Reproduce every line of the listing as written, apart from the pictures.

* Data entries for graphics

§

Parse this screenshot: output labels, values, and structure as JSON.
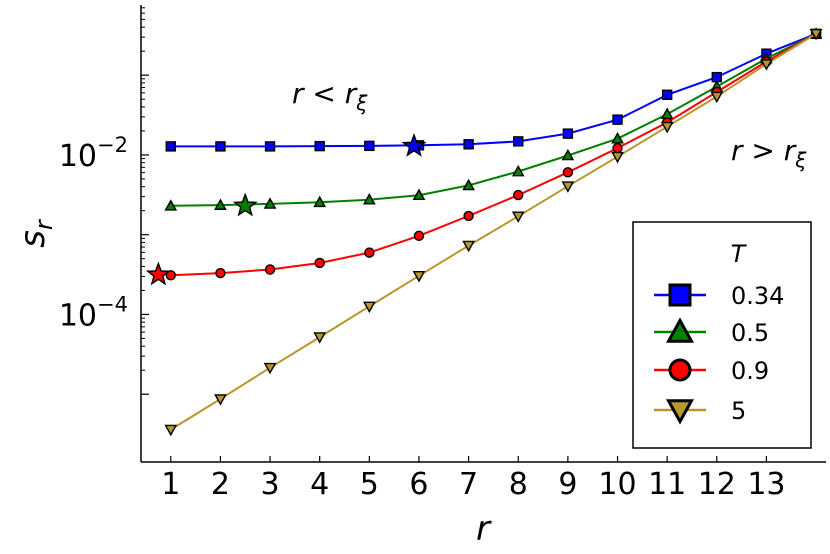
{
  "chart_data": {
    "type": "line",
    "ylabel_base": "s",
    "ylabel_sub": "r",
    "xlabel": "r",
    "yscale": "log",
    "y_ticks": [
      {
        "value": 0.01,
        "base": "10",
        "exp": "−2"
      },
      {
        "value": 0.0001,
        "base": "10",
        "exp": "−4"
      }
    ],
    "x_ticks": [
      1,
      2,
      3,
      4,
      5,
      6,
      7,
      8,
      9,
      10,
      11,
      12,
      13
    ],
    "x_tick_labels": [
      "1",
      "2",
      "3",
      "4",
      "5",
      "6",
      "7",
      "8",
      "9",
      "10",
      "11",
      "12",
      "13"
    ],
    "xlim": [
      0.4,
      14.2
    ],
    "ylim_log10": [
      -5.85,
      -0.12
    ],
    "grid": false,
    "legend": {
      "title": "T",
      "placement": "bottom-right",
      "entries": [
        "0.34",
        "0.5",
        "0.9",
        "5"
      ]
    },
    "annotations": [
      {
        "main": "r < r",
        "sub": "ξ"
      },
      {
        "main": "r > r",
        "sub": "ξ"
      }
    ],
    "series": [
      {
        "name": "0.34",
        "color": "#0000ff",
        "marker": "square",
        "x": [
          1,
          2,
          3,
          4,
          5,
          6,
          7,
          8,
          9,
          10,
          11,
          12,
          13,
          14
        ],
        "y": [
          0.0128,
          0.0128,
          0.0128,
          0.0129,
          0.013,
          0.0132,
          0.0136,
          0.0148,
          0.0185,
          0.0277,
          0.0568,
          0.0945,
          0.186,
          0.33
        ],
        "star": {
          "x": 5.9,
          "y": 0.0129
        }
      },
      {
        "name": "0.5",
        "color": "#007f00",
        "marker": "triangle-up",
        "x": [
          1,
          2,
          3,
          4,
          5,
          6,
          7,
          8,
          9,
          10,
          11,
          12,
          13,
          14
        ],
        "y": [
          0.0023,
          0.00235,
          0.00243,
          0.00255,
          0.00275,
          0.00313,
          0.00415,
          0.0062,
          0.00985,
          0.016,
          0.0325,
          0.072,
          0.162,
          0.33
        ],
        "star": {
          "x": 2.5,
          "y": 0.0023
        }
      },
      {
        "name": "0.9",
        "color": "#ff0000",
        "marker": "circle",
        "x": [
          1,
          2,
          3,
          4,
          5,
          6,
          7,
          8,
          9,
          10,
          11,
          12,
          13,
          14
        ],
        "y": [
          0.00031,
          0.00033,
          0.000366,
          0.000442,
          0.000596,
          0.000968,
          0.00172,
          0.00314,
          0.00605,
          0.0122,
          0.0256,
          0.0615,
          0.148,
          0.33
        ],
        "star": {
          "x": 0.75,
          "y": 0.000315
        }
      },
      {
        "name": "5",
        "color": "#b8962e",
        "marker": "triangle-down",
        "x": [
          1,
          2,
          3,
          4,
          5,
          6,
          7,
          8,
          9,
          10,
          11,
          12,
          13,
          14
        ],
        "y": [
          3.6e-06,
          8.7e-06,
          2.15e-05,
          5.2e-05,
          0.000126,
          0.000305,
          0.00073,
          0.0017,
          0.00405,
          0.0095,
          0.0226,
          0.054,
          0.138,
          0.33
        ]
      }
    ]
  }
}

§

* Exercise result
Parse this screenshot: output labels, values, and structure as JSON.
{
  "chart_data": {
    "type": "line",
    "ylabel_base": "s",
    "ylabel_sub": "r",
    "xlabel": "r",
    "yscale": "log",
    "y_ticks": [
      {
        "value": 0.01,
        "base": "10",
        "exp": "−2"
      },
      {
        "value": 0.0001,
        "base": "10",
        "exp": "−4"
      }
    ],
    "x_ticks": [
      1,
      2,
      3,
      4,
      5,
      6,
      7,
      8,
      9,
      10,
      11,
      12,
      13
    ],
    "x_tick_labels": [
      "1",
      "2",
      "3",
      "4",
      "5",
      "6",
      "7",
      "8",
      "9",
      "10",
      "11",
      "12",
      "13"
    ],
    "xlim": [
      0.4,
      14.2
    ],
    "ylim_log10": [
      -5.85,
      -0.12
    ],
    "grid": false,
    "legend": {
      "title": "T",
      "placement": "bottom-right",
      "entries": [
        "0.34",
        "0.5",
        "0.9",
        "5"
      ]
    },
    "annotations": [
      {
        "main": "r < r",
        "sub": "ξ"
      },
      {
        "main": "r > r",
        "sub": "ξ"
      }
    ],
    "series": [
      {
        "name": "0.34",
        "color": "#0000ff",
        "marker": "square",
        "x": [
          1,
          2,
          3,
          4,
          5,
          6,
          7,
          8,
          9,
          10,
          11,
          12,
          13,
          14
        ],
        "y": [
          0.0128,
          0.0128,
          0.0128,
          0.0129,
          0.013,
          0.0132,
          0.0136,
          0.0148,
          0.0185,
          0.0277,
          0.0568,
          0.0945,
          0.186,
          0.33
        ],
        "star": {
          "x": 5.9,
          "y": 0.0129
        }
      },
      {
        "name": "0.5",
        "color": "#007f00",
        "marker": "triangle-up",
        "x": [
          1,
          2,
          3,
          4,
          5,
          6,
          7,
          8,
          9,
          10,
          11,
          12,
          13,
          14
        ],
        "y": [
          0.0023,
          0.00235,
          0.00243,
          0.00255,
          0.00275,
          0.00313,
          0.00415,
          0.0062,
          0.00985,
          0.016,
          0.0325,
          0.072,
          0.162,
          0.33
        ],
        "star": {
          "x": 2.5,
          "y": 0.0023
        }
      },
      {
        "name": "0.9",
        "color": "#ff0000",
        "marker": "circle",
        "x": [
          1,
          2,
          3,
          4,
          5,
          6,
          7,
          8,
          9,
          10,
          11,
          12,
          13,
          14
        ],
        "y": [
          0.00031,
          0.00033,
          0.000366,
          0.000442,
          0.000596,
          0.000968,
          0.00172,
          0.00314,
          0.00605,
          0.0122,
          0.0256,
          0.0615,
          0.148,
          0.33
        ],
        "star": {
          "x": 0.75,
          "y": 0.000315
        }
      },
      {
        "name": "5",
        "color": "#b8962e",
        "marker": "triangle-down",
        "x": [
          1,
          2,
          3,
          4,
          5,
          6,
          7,
          8,
          9,
          10,
          11,
          12,
          13,
          14
        ],
        "y": [
          3.6e-06,
          8.7e-06,
          2.15e-05,
          5.2e-05,
          0.000126,
          0.000305,
          0.00073,
          0.0017,
          0.00405,
          0.0095,
          0.0226,
          0.054,
          0.138,
          0.33
        ]
      }
    ]
  }
}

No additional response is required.